- **Task brief**
All lines below must be repeated exactly, with the pictures omitted.

Dataset rows about figures
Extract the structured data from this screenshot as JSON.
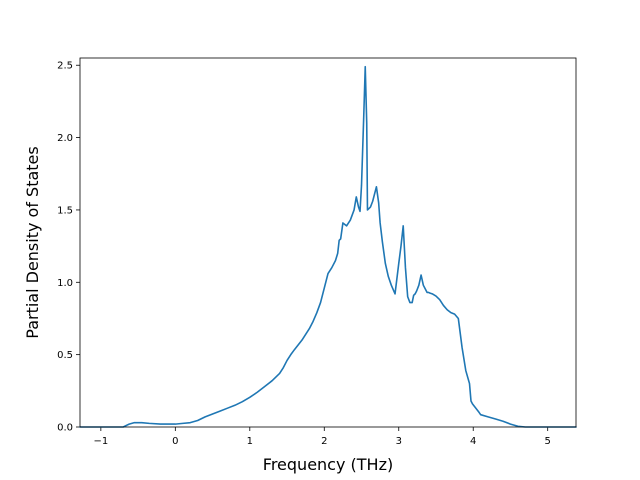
{
  "chart_data": {
    "type": "line",
    "title": "",
    "xlabel": "Frequency (THz)",
    "ylabel": "Partial Density of States",
    "xlim": [
      -1.28,
      5.38
    ],
    "ylim": [
      0,
      2.55
    ],
    "xticks": [
      -1,
      0,
      1,
      2,
      3,
      4,
      5
    ],
    "xtick_labels": [
      "−1",
      "0",
      "1",
      "2",
      "3",
      "4",
      "5"
    ],
    "yticks": [
      0,
      0.5,
      1.0,
      1.5,
      2.0,
      2.5
    ],
    "ytick_labels": [
      "0.0",
      "0.5",
      "1.0",
      "1.5",
      "2.0",
      "2.5"
    ],
    "grid": false,
    "legend": "none",
    "series": [
      {
        "color": "#1f77b4",
        "x": [
          -1.28,
          -0.7,
          -0.62,
          -0.55,
          -0.45,
          -0.35,
          -0.2,
          0.0,
          0.1,
          0.2,
          0.3,
          0.4,
          0.5,
          0.6,
          0.7,
          0.8,
          0.9,
          1.0,
          1.1,
          1.2,
          1.3,
          1.4,
          1.45,
          1.5,
          1.55,
          1.6,
          1.7,
          1.8,
          1.85,
          1.9,
          1.95,
          2.0,
          2.05,
          2.1,
          2.15,
          2.18,
          2.2,
          2.22,
          2.25,
          2.3,
          2.35,
          2.4,
          2.43,
          2.46,
          2.48,
          2.5,
          2.53,
          2.55,
          2.57,
          2.58,
          2.6,
          2.62,
          2.65,
          2.7,
          2.73,
          2.75,
          2.78,
          2.82,
          2.86,
          2.9,
          2.95,
          3.0,
          3.03,
          3.06,
          3.09,
          3.12,
          3.15,
          3.18,
          3.2,
          3.22,
          3.24,
          3.27,
          3.3,
          3.33,
          3.36,
          3.38,
          3.4,
          3.42,
          3.45,
          3.5,
          3.55,
          3.6,
          3.65,
          3.7,
          3.75,
          3.8,
          3.85,
          3.9,
          3.95,
          3.97,
          3.99,
          4.02,
          4.05,
          4.08,
          4.1,
          4.2,
          4.3,
          4.4,
          4.5,
          4.6,
          4.7,
          4.78,
          4.8,
          4.82,
          5.38
        ],
        "y": [
          0.0,
          0.0,
          0.02,
          0.03,
          0.03,
          0.025,
          0.02,
          0.02,
          0.025,
          0.03,
          0.045,
          0.07,
          0.09,
          0.11,
          0.13,
          0.15,
          0.175,
          0.205,
          0.24,
          0.28,
          0.32,
          0.37,
          0.41,
          0.46,
          0.5,
          0.535,
          0.6,
          0.68,
          0.73,
          0.79,
          0.86,
          0.96,
          1.06,
          1.1,
          1.15,
          1.2,
          1.29,
          1.3,
          1.41,
          1.39,
          1.43,
          1.5,
          1.59,
          1.52,
          1.49,
          1.67,
          2.15,
          2.49,
          2.1,
          1.5,
          1.51,
          1.52,
          1.56,
          1.66,
          1.55,
          1.41,
          1.28,
          1.13,
          1.04,
          0.98,
          0.92,
          1.13,
          1.25,
          1.39,
          1.1,
          0.9,
          0.86,
          0.86,
          0.91,
          0.92,
          0.94,
          0.98,
          1.05,
          0.98,
          0.95,
          0.93,
          0.93,
          0.925,
          0.92,
          0.905,
          0.88,
          0.84,
          0.81,
          0.79,
          0.78,
          0.75,
          0.55,
          0.39,
          0.3,
          0.18,
          0.16,
          0.14,
          0.12,
          0.1,
          0.085,
          0.07,
          0.055,
          0.04,
          0.02,
          0.005,
          0.0,
          0.0,
          0.0,
          0.0,
          0.0
        ]
      }
    ]
  }
}
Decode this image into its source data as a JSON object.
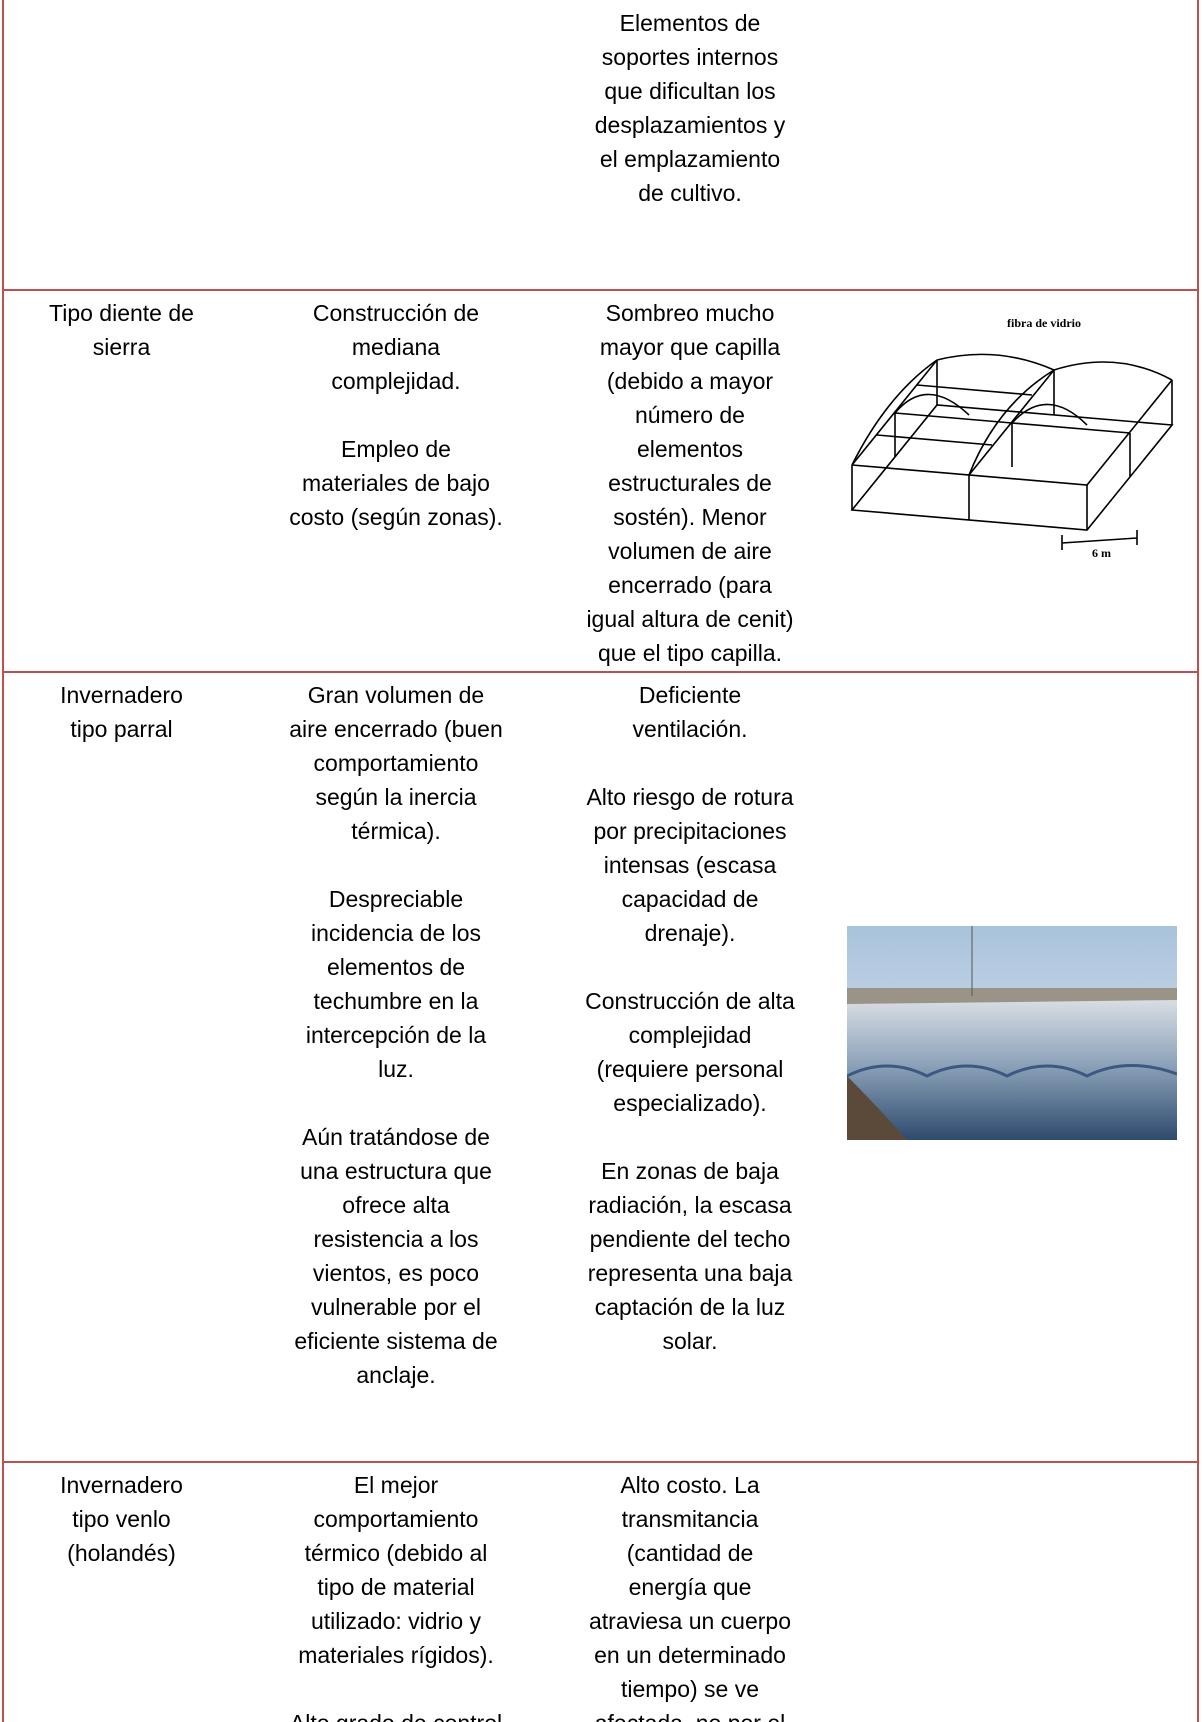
{
  "table": {
    "rows": [
      {
        "cells": [
          [],
          [],
          [
            [
              "Elementos de",
              "soportes internos",
              "que dificultan los",
              "desplazamientos y",
              "el emplazamiento",
              "de cultivo."
            ]
          ]
        ]
      },
      {
        "cells": [
          [
            [
              "Tipo diente de",
              "sierra"
            ]
          ],
          [
            [
              "Construcción de",
              "mediana",
              "complejidad."
            ],
            [
              "Empleo de",
              "materiales de bajo",
              "costo (según zonas)."
            ]
          ],
          [
            [
              "Sombreo mucho",
              "mayor que capilla",
              "(debido a mayor",
              "número de",
              "elementos",
              "estructurales de",
              "sostén). Menor",
              "volumen de aire",
              "encerrado (para",
              "igual altura de cenit)",
              "que el tipo capilla."
            ]
          ]
        ],
        "figure": {
          "label": "fibra de vidrio",
          "dimension": "6 m"
        }
      },
      {
        "cells": [
          [
            [
              "Invernadero",
              "tipo parral"
            ]
          ],
          [
            [
              "Gran volumen de",
              "aire encerrado (buen",
              "comportamiento",
              "según la inercia",
              "térmica)."
            ],
            [
              "Despreciable",
              "incidencia de los",
              "elementos de",
              "techumbre en la",
              "intercepción de la",
              "luz."
            ],
            [
              "Aún tratándose de",
              "una estructura que",
              "ofrece alta",
              "resistencia a los",
              "vientos, es poco",
              "vulnerable por el",
              "eficiente sistema de",
              "anclaje."
            ]
          ],
          [
            [
              "Deficiente",
              "ventilación."
            ],
            [
              "Alto riesgo de rotura",
              "por precipitaciones",
              "intensas (escasa",
              "capacidad de",
              "drenaje)."
            ],
            [
              "Construcción de alta",
              "complejidad",
              "(requiere personal",
              "especializado)."
            ],
            [
              "En zonas de baja",
              "radiación, la escasa",
              "pendiente del techo",
              "representa una baja",
              "captación de la luz",
              "solar."
            ]
          ]
        ]
      },
      {
        "cells": [
          [
            [
              "Invernadero",
              "tipo venlo",
              "(holandés)"
            ]
          ],
          [
            [
              "El mejor",
              "comportamiento",
              "térmico (debido al",
              "tipo de material",
              "utilizado: vidrio y",
              "materiales rígidos)."
            ],
            [
              "Alto grado de control"
            ]
          ],
          [
            [
              "Alto costo. La",
              "transmitancia",
              "(cantidad de",
              "energía que",
              "atraviesa un cuerpo",
              "en un determinado",
              "tiempo) se ve",
              "afectada, no por el"
            ]
          ]
        ]
      }
    ]
  }
}
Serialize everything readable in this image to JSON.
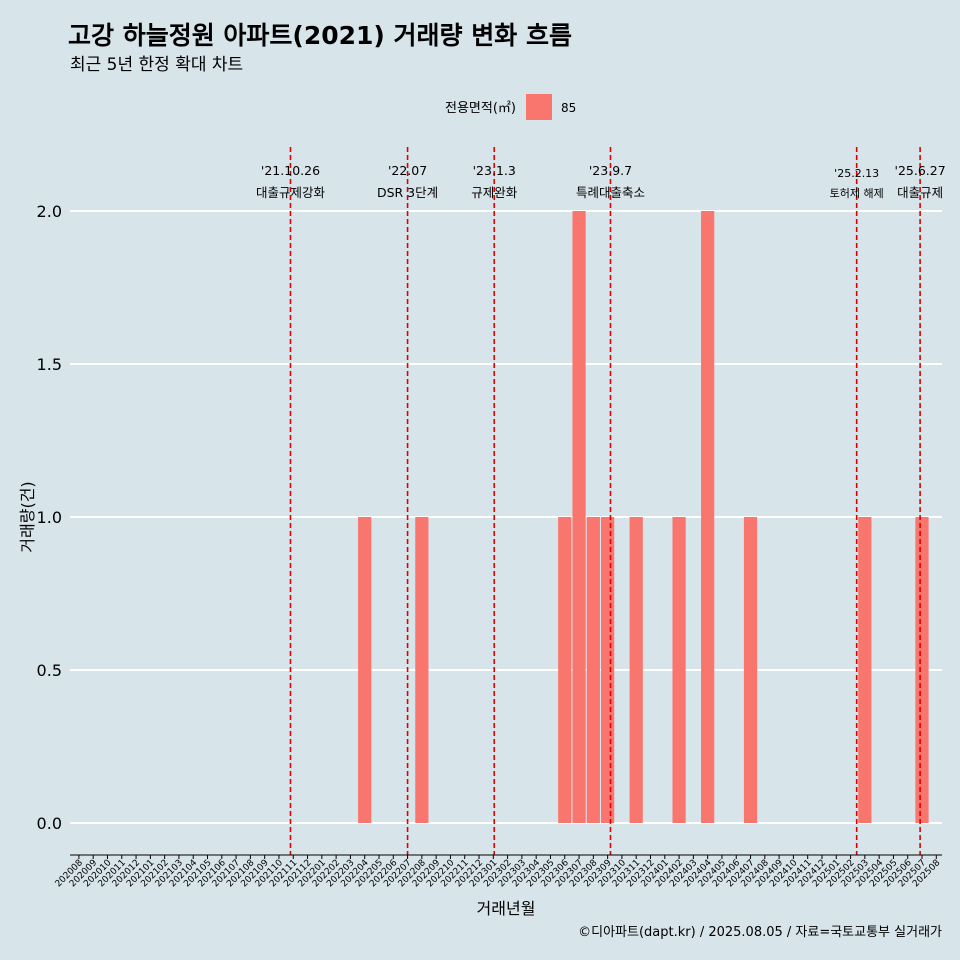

- **Answer to the problem**
Extract the structured data from this screenshot as JSON.
{
  "chart_data": {
    "type": "line",
    "title": "",
    "xlabel": "Frequency (THz)",
    "ylabel": "Partial Density of States",
    "xlim": [
      -1.28,
      5.38
    ],
    "ylim": [
      0,
      2.55
    ],
    "xticks": [
      -1,
      0,
      1,
      2,
      3,
      4,
      5
    ],
    "xtick_labels": [
      "−1",
      "0",
      "1",
      "2",
      "3",
      "4",
      "5"
    ],
    "yticks": [
      0,
      0.5,
      1.0,
      1.5,
      2.0,
      2.5
    ],
    "ytick_labels": [
      "0.0",
      "0.5",
      "1.0",
      "1.5",
      "2.0",
      "2.5"
    ],
    "grid": false,
    "legend": "none",
    "series": [
      {
        "color": "#1f77b4",
        "x": [
          -1.28,
          -0.7,
          -0.62,
          -0.55,
          -0.45,
          -0.35,
          -0.2,
          0.0,
          0.1,
          0.2,
          0.3,
          0.4,
          0.5,
          0.6,
          0.7,
          0.8,
          0.9,
          1.0,
          1.1,
          1.2,
          1.3,
          1.4,
          1.45,
          1.5,
          1.55,
          1.6,
          1.7,
          1.8,
          1.85,
          1.9,
          1.95,
          2.0,
          2.05,
          2.1,
          2.15,
          2.18,
          2.2,
          2.22,
          2.25,
          2.3,
          2.35,
          2.4,
          2.43,
          2.46,
          2.48,
          2.5,
          2.53,
          2.55,
          2.57,
          2.58,
          2.6,
          2.62,
          2.65,
          2.7,
          2.73,
          2.75,
          2.78,
          2.82,
          2.86,
          2.9,
          2.95,
          3.0,
          3.03,
          3.06,
          3.09,
          3.12,
          3.15,
          3.18,
          3.2,
          3.22,
          3.24,
          3.27,
          3.3,
          3.33,
          3.36,
          3.38,
          3.4,
          3.42,
          3.45,
          3.5,
          3.55,
          3.6,
          3.65,
          3.7,
          3.75,
          3.8,
          3.85,
          3.9,
          3.95,
          3.97,
          3.99,
          4.02,
          4.05,
          4.08,
          4.1,
          4.2,
          4.3,
          4.4,
          4.5,
          4.6,
          4.7,
          4.78,
          4.8,
          4.82,
          5.38
        ],
        "y": [
          0.0,
          0.0,
          0.02,
          0.03,
          0.03,
          0.025,
          0.02,
          0.02,
          0.025,
          0.03,
          0.045,
          0.07,
          0.09,
          0.11,
          0.13,
          0.15,
          0.175,
          0.205,
          0.24,
          0.28,
          0.32,
          0.37,
          0.41,
          0.46,
          0.5,
          0.535,
          0.6,
          0.68,
          0.73,
          0.79,
          0.86,
          0.96,
          1.06,
          1.1,
          1.15,
          1.2,
          1.29,
          1.3,
          1.41,
          1.39,
          1.43,
          1.5,
          1.59,
          1.52,
          1.49,
          1.67,
          2.15,
          2.49,
          2.1,
          1.5,
          1.51,
          1.52,
          1.56,
          1.66,
          1.55,
          1.41,
          1.28,
          1.13,
          1.04,
          0.98,
          0.92,
          1.13,
          1.25,
          1.39,
          1.1,
          0.9,
          0.86,
          0.86,
          0.91,
          0.92,
          0.94,
          0.98,
          1.05,
          0.98,
          0.95,
          0.93,
          0.93,
          0.925,
          0.92,
          0.905,
          0.88,
          0.84,
          0.81,
          0.79,
          0.78,
          0.75,
          0.55,
          0.39,
          0.3,
          0.18,
          0.16,
          0.14,
          0.12,
          0.1,
          0.085,
          0.07,
          0.055,
          0.04,
          0.02,
          0.005,
          0.0,
          0.0,
          0.0,
          0.0,
          0.0
        ]
      }
    ]
  }
}
Decode this image into its source data as a JSON object.
{
  "table": {
    "rows": [
      {
        "cells": [
          [],
          [],
          [
            [
              "Elementos de",
              "soportes internos",
              "que dificultan los",
              "desplazamientos y",
              "el emplazamiento",
              "de cultivo."
            ]
          ]
        ]
      },
      {
        "cells": [
          [
            [
              "Tipo diente de",
              "sierra"
            ]
          ],
          [
            [
              "Construcción de",
              "mediana",
              "complejidad."
            ],
            [
              "Empleo de",
              "materiales de bajo",
              "costo (según zonas)."
            ]
          ],
          [
            [
              "Sombreo mucho",
              "mayor que capilla",
              "(debido a mayor",
              "número de",
              "elementos",
              "estructurales de",
              "sostén). Menor",
              "volumen de aire",
              "encerrado (para",
              "igual altura de cenit)",
              "que el tipo capilla."
            ]
          ]
        ],
        "figure": {
          "label": "fibra de vidrio",
          "dimension": "6 m"
        }
      },
      {
        "cells": [
          [
            [
              "Invernadero",
              "tipo parral"
            ]
          ],
          [
            [
              "Gran volumen de",
              "aire encerrado (buen",
              "comportamiento",
              "según la inercia",
              "térmica)."
            ],
            [
              "Despreciable",
              "incidencia de los",
              "elementos de",
              "techumbre en la",
              "intercepción de la",
              "luz."
            ],
            [
              "Aún tratándose de",
              "una estructura que",
              "ofrece alta",
              "resistencia a los",
              "vientos, es poco",
              "vulnerable por el",
              "eficiente sistema de",
              "anclaje."
            ]
          ],
          [
            [
              "Deficiente",
              "ventilación."
            ],
            [
              "Alto riesgo de rotura",
              "por precipitaciones",
              "intensas (escasa",
              "capacidad de",
              "drenaje)."
            ],
            [
              "Construcción de alta",
              "complejidad",
              "(requiere personal",
              "especializado)."
            ],
            [
              "En zonas de baja",
              "radiación, la escasa",
              "pendiente del techo",
              "representa una baja",
              "captación de la luz",
              "solar."
            ]
          ]
        ]
      },
      {
        "cells": [
          [
            [
              "Invernadero",
              "tipo venlo",
              "(holandés)"
            ]
          ],
          [
            [
              "El mejor",
              "comportamiento",
              "térmico (debido al",
              "tipo de material",
              "utilizado: vidrio y",
              "materiales rígidos)."
            ],
            [
              "Alto grado de control"
            ]
          ],
          [
            [
              "Alto costo. La",
              "transmitancia",
              "(cantidad de",
              "energía que",
              "atraviesa un cuerpo",
              "en un determinado",
              "tiempo) se ve",
              "afectada, no por el"
            ]
          ]
        ]
      }
    ]
  }
}
Serialize everything readable in this image to JSON.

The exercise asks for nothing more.